§ Collection entries
* * * *
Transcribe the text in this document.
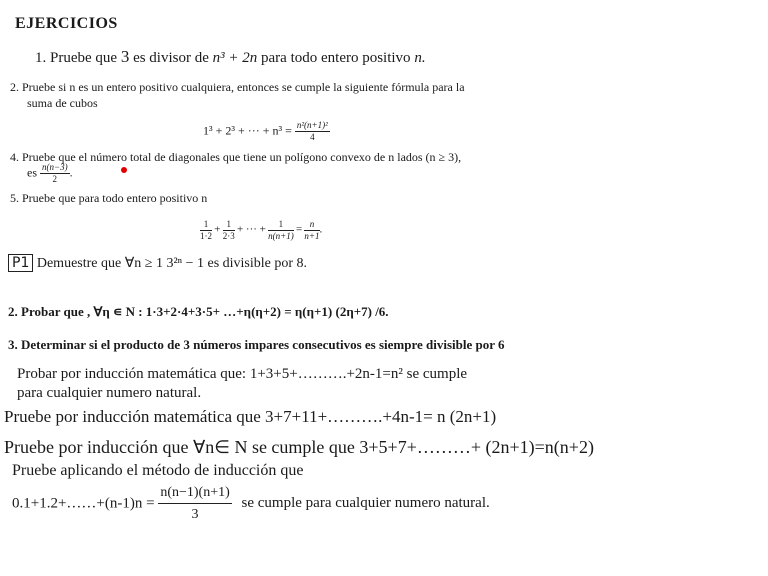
EJERCICIOS
1. Pruebe que 3 es divisor de n³ + 2n para todo entero positivo n.
2. Pruebe si n es un entero positivo cualquiera, entonces se cumple la siguiente fórmula para la
suma de cubos
1³ + 2³ + ··· + $n^3 = \frac{\text{n²(n+1)²}}{4}$
4. Pruebe que el número total de diagonales que tiene un polígono convexo de n lados (n ≥ 3),
es $\frac{n(n-3)}{2}$ .
5. Pruebe que para todo entero positivo n
$\frac{1}{1\cdot 2} + \frac{1}{2\cdot 3}$ + ··· + $\frac{1}{n(n+1)} = \frac{n}{n+1}$ .
P1 Demuestre que ∀n ≥ 1 3²ⁿ − 1 es divisible por 8.
2. Probar que , ∀η ∊ N : 1·3+2·4+3·5+ …+η(η+2) = η(η+1) (2η+7) /6.
3. Determinar si el producto de 3 números impares consecutivos es siempre divisible por 6
Probar por inducción matemática que: 1+3+5+……….+2n-1=n² se cumple
para cualquier numero natural.
Pruebe por inducción matemática que 3+7+11+……….+4n-1= n (2n+1)
Pruebe por inducción que ∀n∈ N se cumple que 3+5+7+………+ (2n+1)=n(n+2)
Pruebe aplicando el método de inducción que
0.1+1.2+……+(n-1)n = $\frac{n(n-1)(n+1)}{3}$ se cumple para cualquier numero natural.
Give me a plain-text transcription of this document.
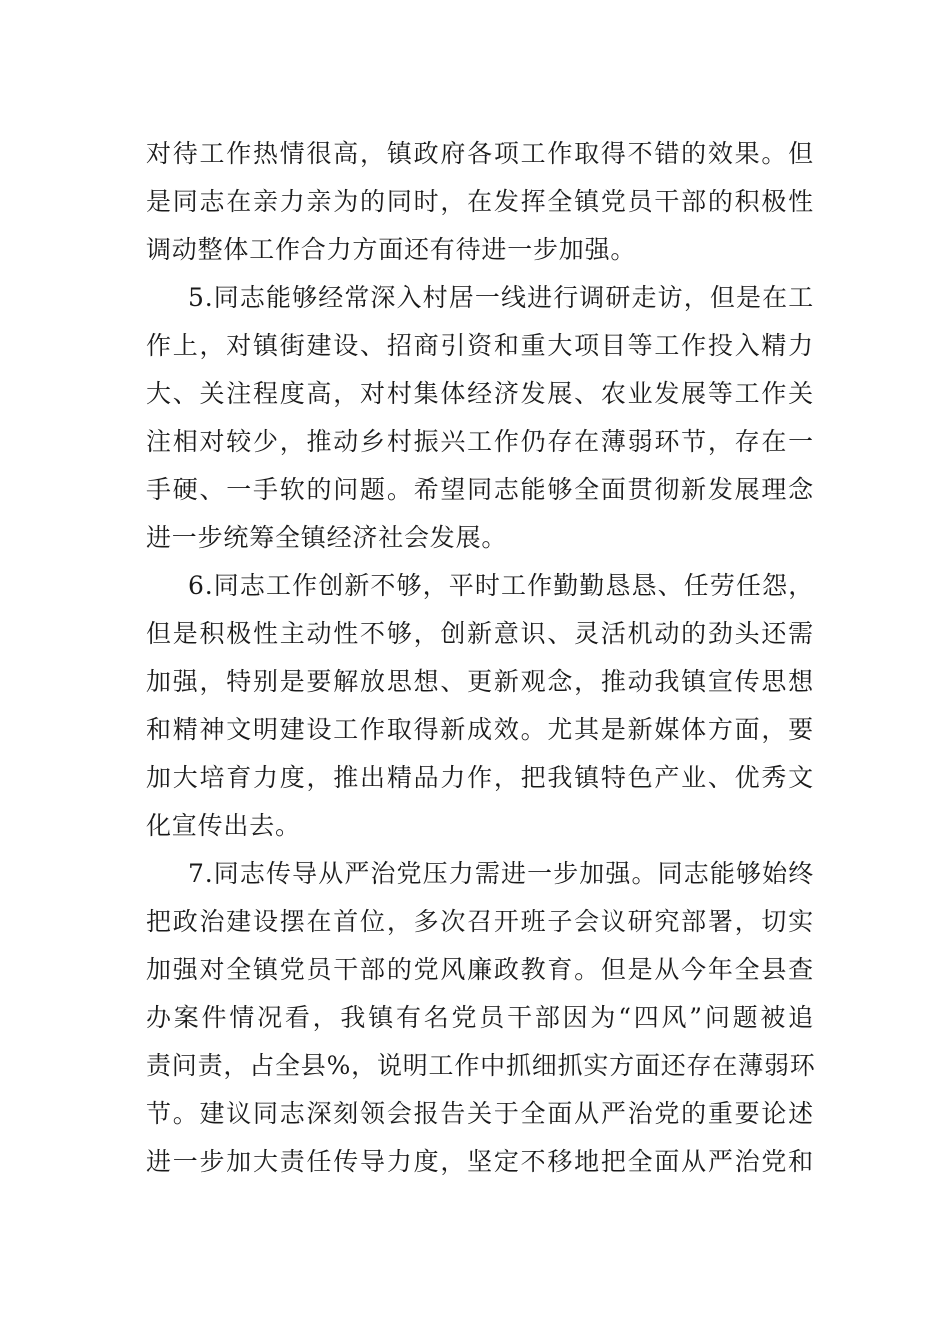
对待工作热情很高，镇政府各项工作取得不错的效果。但
是同志在亲力亲为的同时，在发挥全镇党员干部的积极性
调动整体工作合力方面还有待进一步加强。
5.同志能够经常深入村居一线进行调研走访，但是在工
作上，对镇街建设、招商引资和重大项目等工作投入精力
大、关注程度高，对村集体经济发展、农业发展等工作关
注相对较少，推动乡村振兴工作仍存在薄弱环节，存在一
手硬、一手软的问题。希望同志能够全面贯彻新发展理念
进一步统筹全镇经济社会发展。
6.同志工作创新不够，平时工作勤勤恳恳、任劳任怨，
但是积极性主动性不够，创新意识、灵活机动的劲头还需
加强，特别是要解放思想、更新观念，推动我镇宣传思想
和精神文明建设工作取得新成效。尤其是新媒体方面，要
加大培育力度，推出精品力作，把我镇特色产业、优秀文
化宣传出去。
7.同志传导从严治党压力需进一步加强。同志能够始终
把政治建设摆在首位，多次召开班子会议研究部署，切实
加强对全镇党员干部的党风廉政教育。但是从今年全县查
办案件情况看，我镇有名党员干部因为“四风”问题被追
责问责，占全县%，说明工作中抓细抓实方面还存在薄弱环
节。建议同志深刻领会报告关于全面从严治党的重要论述
进一步加大责任传导力度，坚定不移地把全面从严治党和
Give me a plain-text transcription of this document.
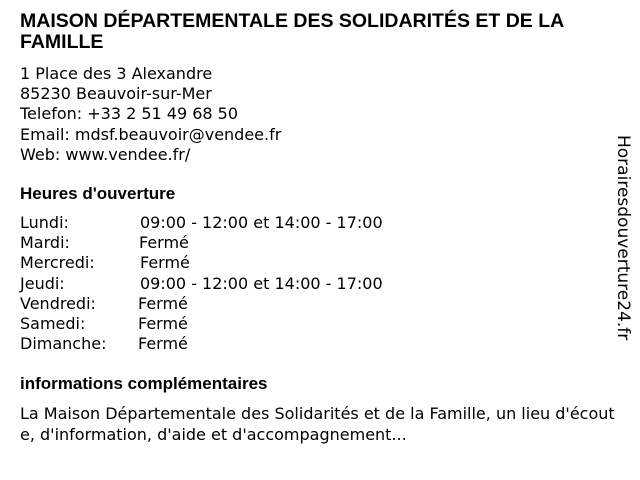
MAISON DÉPARTEMENTALE DES SOLIDARITÉS ET DE LA FAMILLE
1 Place des 3 Alexandre
85230 Beauvoir-sur-Mer
Telefon: +33 2 51 49 68 50
Email: mdsf.beauvoir@vendee.fr
Web: www.vendee.fr/
Heures d'ouverture
Lundi:	09:00 - 12:00 et 14:00 - 17:00
Mardi:	Fermé
Mercredi:	Fermé
Jeudi:	09:00 - 12:00 et 14:00 - 17:00
Vendredi:	Fermé
Samedi:	Fermé
Dimanche: Fermé
informations complémentaires
La Maison Départementale des Solidarités et de la Famille, un lieu d'écoute, d'information, d'aide et d'accompagnement...
Horairesdouverture24.fr
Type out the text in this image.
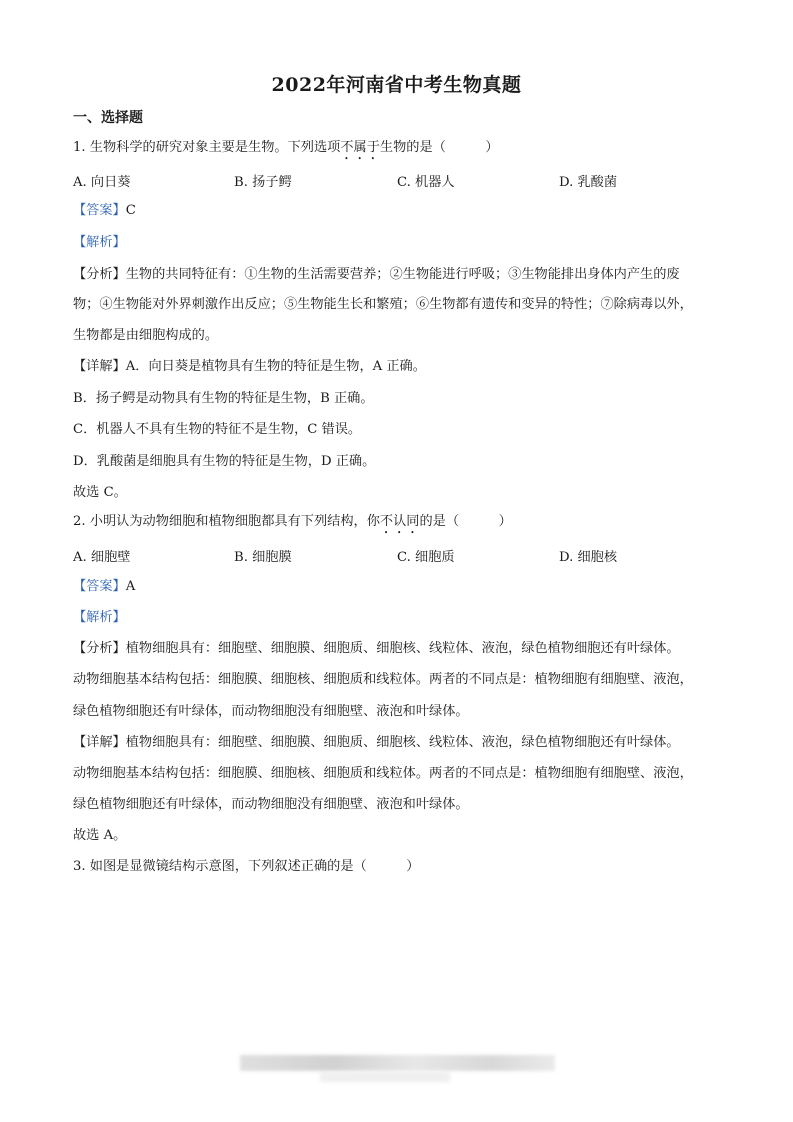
2022年河南省中考生物真题
一、选择题
1. 生物科学的研究对象主要是生物。下列选项不属于生物的是（　　　）
A. 向日葵	B. 扬子鳄	C. 机器人	D. 乳酸菌
【答案】C
【解析】
【分析】生物的共同特征有：①生物的生活需要营养；②生物能进行呼吸；③生物能排出身体内产生的废
物；④生物能对外界刺激作出反应；⑤生物能生长和繁殖；⑥生物都有遗传和变异的特性；⑦除病毒以外，
生物都是由细胞构成的。
【详解】A．向日葵是植物具有生物的特征是生物，A 正确。
B．扬子鳄是动物具有生物的特征是生物，B 正确。
C．机器人不具有生物的特征不是生物，C 错误。
D．乳酸菌是细胞具有生物的特征是生物，D 正确。
故选 C。
2. 小明认为动物细胞和植物细胞都具有下列结构，你不认同的是（　　　）
A. 细胞壁	B. 细胞膜	C. 细胞质	D. 细胞核
【答案】A
【解析】
【分析】植物细胞具有：细胞壁、细胞膜、细胞质、细胞核、线粒体、液泡，绿色植物细胞还有叶绿体。
动物细胞基本结构包括：细胞膜、细胞核、细胞质和线粒体。两者的不同点是：植物细胞有细胞壁、液泡，
绿色植物细胞还有叶绿体，而动物细胞没有细胞壁、液泡和叶绿体。
【详解】植物细胞具有：细胞壁、细胞膜、细胞质、细胞核、线粒体、液泡，绿色植物细胞还有叶绿体。
动物细胞基本结构包括：细胞膜、细胞核、细胞质和线粒体。两者的不同点是：植物细胞有细胞壁、液泡，
绿色植物细胞还有叶绿体，而动物细胞没有细胞壁、液泡和叶绿体。
故选 A。
3. 如图是显微镜结构示意图，下列叙述正确的是（　　　）
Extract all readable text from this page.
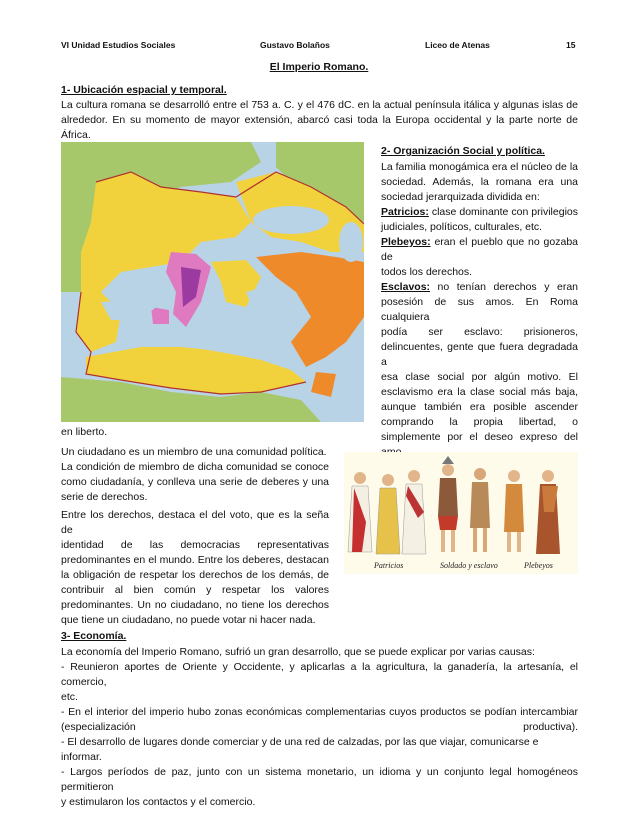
VI Unidad Estudios Sociales	Gustavo Bolaños	Liceo de Atenas	15
El Imperio Romano.
1- Ubicación espacial y temporal.
La cultura romana se desarrolló entre el 753 a. C. y el 476 dC. en la actual península itálica y algunas islas de
alrededor. En su momento de mayor extensión, abarcó casi toda la Europa occidental y la parte norte de África.
2- Organización Social y política.
La familia monogámica era el núcleo de la
sociedad. Además, la romana era una
sociedad jerarquizada dividida en:
Patricios: clase dominante con privilegios
judiciales, políticos, culturales, etc.
Plebeyos: eran el pueblo que no gozaba de
todos los derechos.
Esclavos: no tenían derechos y eran
posesión de sus amos. En Roma cualquiera
podía ser esclavo: prisioneros,
delincuentes, gente que fuera degradada a
esa clase social por algún motivo. El
esclavismo era la clase social más baja,
aunque también era posible ascender
comprando la propia libertad, o
simplemente por el deseo expreso del
en liberto.
Un ciudadano es un miembro de una comunidad política.
La condición de miembro de dicha comunidad se conoce
como ciudadanía, y conlleva una serie de deberes y una
serie de derechos.
Entre los derechos, destaca el del voto, que es la seña de
identidad de las democracias representativas
predominantes en el mundo. Entre los deberes, destacan
la obligación de respetar los derechos de los demás, de
contribuir al bien común y respetar los valores
predominantes. Un no ciudadano, no tiene los derechos
que tiene un ciudadano, no puede votar ni hacer nada.
Patricios	Soldado y esclavo	Plebeyos
3- Economía.
La economía del Imperio Romano, sufrió un gran desarrollo, que se puede explicar por varias causas:
- Reunieron aportes de Oriente y Occidente, y aplicarlas a la agricultura, la ganadería, la artesanía, el comercio,
etc.
- En el interior del imperio hubo zonas económicas complementarias cuyos productos se podían intercambiar
(especialización	productiva).
- El desarrollo de lugares donde comerciar y de una red de calzadas, por las que viajar, comunicarse e informar.
- Largos períodos de paz, junto con un sistema monetario, un idioma y un conjunto legal homogéneos permitieron
y estimularon los contactos y el comercio.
* * * *
§ Exercise task
Return each line of the listing that holds the string "植物细胞具有".

§ Result for this exercise
【分析】植物细胞具有：细胞壁、细胞膜、细胞质、细胞核、线粒体、液泡，绿色植物细胞还有叶绿体。
【详解】植物细胞具有：细胞壁、细胞膜、细胞质、细胞核、线粒体、液泡，绿色植物细胞还有叶绿体。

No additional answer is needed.